▸ **Set problem**
Check every line below for the word "Score" and show those that hold it.

Saved data entries:

· · ·

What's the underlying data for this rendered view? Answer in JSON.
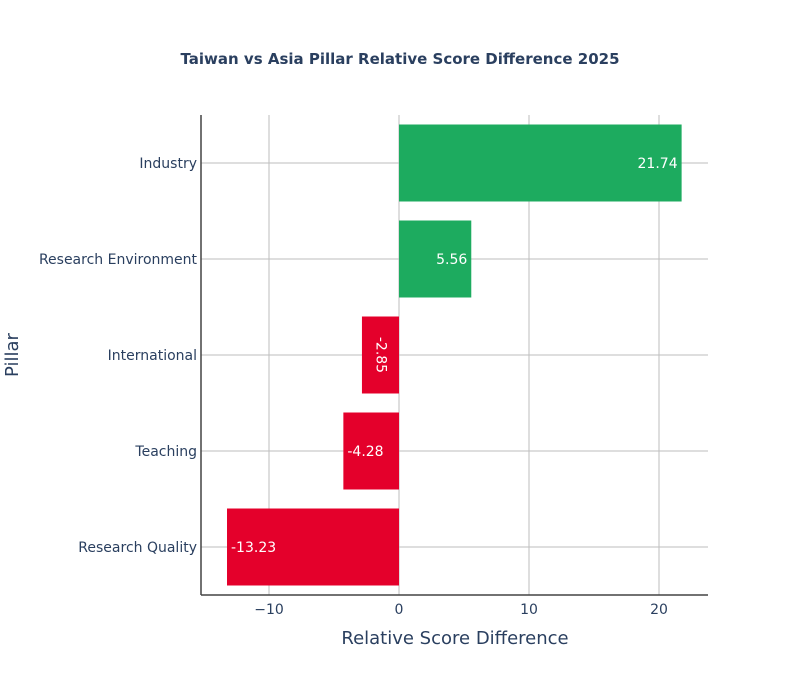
{
  "chart_data": {
    "type": "bar",
    "orientation": "horizontal",
    "title": "Taiwan vs Asia Pillar Relative Score Difference 2025",
    "xlabel": "Relative Score Difference",
    "ylabel": "Pillar",
    "categories": [
      "Industry",
      "Research Environment",
      "International",
      "Teaching",
      "Research Quality"
    ],
    "values": [
      21.74,
      5.56,
      -2.85,
      -4.28,
      -13.23
    ],
    "value_labels": [
      "21.74",
      "5.56",
      "-2.85",
      "-4.28",
      "-13.23"
    ],
    "xlim": [
      -15.0,
      23.5
    ],
    "xticks": [
      -10,
      0,
      10,
      20
    ],
    "xtick_labels": [
      "−10",
      "0",
      "10",
      "20"
    ],
    "grid": true,
    "colors": {
      "positive": "#1dab5f",
      "negative": "#e4002b"
    }
  }
}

· · ·

▸ **Written solution**
    "title": "Taiwan vs Asia Pillar Relative Score Difference 2025",
    "xlabel": "Relative Score Difference",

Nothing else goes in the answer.